INSTRUCTION
Where a line in the listing contains the string "Search", copy that line out.

SUPPLIED RECORDS
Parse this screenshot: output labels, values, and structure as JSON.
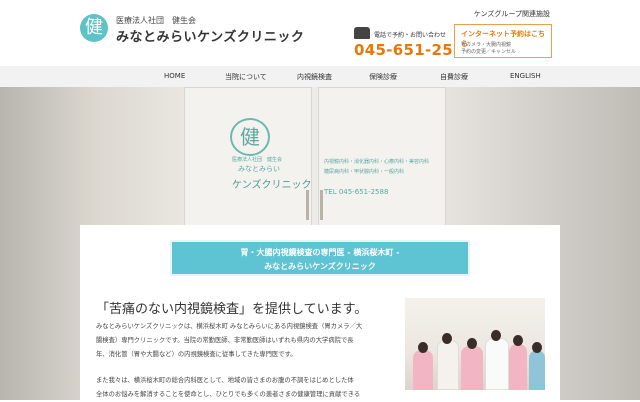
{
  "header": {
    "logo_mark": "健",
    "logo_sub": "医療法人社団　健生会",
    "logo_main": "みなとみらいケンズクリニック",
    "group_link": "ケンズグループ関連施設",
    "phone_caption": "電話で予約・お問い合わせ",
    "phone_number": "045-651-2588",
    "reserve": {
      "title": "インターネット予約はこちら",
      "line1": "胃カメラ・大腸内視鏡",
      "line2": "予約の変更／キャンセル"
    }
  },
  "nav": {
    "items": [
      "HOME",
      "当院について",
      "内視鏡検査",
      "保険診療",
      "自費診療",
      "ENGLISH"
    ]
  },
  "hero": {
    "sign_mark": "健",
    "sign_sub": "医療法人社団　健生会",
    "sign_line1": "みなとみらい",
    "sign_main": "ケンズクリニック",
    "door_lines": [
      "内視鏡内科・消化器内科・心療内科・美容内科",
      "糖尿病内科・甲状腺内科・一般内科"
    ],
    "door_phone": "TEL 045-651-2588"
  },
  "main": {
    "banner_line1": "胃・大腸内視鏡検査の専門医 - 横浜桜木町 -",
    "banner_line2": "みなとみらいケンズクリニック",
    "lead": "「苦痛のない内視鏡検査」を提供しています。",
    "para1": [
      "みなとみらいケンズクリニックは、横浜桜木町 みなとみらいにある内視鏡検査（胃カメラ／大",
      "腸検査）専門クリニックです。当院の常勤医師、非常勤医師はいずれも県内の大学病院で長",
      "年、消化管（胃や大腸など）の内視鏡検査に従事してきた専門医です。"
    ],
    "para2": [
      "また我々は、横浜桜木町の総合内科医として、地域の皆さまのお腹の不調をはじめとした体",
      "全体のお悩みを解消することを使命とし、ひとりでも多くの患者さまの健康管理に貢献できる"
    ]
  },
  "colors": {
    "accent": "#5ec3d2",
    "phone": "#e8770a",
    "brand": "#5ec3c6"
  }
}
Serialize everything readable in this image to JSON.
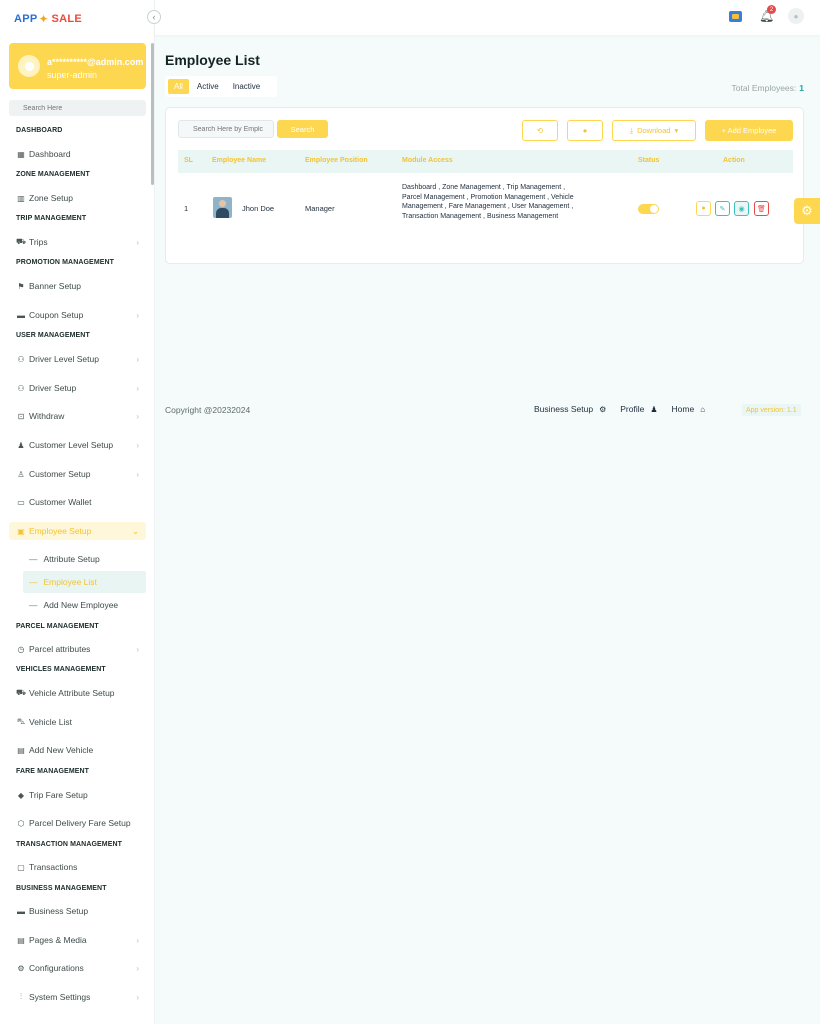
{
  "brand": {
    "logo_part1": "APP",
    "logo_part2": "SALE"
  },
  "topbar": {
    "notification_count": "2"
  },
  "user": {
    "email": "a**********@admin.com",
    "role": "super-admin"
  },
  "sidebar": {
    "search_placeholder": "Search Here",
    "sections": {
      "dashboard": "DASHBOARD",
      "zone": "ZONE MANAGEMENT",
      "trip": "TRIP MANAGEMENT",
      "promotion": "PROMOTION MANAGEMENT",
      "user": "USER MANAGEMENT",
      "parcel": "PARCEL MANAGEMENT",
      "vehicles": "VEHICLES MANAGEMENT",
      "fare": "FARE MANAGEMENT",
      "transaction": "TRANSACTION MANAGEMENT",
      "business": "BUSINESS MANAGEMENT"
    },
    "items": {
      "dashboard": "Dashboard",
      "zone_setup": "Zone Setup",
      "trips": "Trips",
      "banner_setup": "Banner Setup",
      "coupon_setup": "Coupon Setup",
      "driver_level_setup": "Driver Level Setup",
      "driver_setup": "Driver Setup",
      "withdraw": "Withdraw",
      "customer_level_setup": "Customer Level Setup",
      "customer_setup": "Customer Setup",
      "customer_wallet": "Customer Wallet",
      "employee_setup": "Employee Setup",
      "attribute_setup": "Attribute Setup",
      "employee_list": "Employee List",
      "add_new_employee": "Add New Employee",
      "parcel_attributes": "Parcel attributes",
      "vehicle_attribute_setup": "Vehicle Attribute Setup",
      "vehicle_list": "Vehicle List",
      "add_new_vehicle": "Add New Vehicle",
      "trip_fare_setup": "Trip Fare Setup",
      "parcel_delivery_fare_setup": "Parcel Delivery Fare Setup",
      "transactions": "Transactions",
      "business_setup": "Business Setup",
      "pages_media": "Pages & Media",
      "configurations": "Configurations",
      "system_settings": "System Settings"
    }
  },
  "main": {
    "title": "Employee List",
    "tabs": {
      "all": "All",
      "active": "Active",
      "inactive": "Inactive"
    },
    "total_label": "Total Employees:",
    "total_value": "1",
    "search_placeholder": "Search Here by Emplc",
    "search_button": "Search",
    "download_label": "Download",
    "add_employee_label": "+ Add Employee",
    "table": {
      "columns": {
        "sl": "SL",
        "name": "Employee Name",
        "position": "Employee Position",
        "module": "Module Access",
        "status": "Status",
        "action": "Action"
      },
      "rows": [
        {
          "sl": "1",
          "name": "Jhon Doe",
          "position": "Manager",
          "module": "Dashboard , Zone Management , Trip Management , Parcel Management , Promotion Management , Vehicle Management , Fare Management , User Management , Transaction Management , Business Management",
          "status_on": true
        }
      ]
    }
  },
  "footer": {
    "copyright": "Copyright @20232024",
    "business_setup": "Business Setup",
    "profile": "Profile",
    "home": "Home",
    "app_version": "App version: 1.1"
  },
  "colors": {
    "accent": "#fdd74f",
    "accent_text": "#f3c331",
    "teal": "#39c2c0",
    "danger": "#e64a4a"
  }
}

* * *

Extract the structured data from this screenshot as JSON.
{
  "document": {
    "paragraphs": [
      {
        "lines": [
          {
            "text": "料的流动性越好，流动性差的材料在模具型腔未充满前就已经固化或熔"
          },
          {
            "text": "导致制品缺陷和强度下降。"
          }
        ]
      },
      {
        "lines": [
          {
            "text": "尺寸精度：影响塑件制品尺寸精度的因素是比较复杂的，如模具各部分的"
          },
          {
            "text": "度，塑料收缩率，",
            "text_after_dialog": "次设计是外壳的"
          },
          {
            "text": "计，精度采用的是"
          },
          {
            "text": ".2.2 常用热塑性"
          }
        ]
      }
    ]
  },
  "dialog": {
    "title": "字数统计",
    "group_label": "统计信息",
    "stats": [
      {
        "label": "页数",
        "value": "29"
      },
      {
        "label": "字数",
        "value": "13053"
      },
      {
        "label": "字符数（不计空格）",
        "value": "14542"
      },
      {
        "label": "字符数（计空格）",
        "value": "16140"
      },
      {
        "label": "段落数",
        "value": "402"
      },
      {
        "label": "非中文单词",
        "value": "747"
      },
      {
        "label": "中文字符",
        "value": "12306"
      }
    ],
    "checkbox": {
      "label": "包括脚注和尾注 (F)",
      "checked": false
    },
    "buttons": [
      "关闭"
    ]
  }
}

ANSWER TO THE TASK
    "search_placeholder": "Search Here",
    "search_placeholder": "Search Here by Emplc",
    "search_button": "Search",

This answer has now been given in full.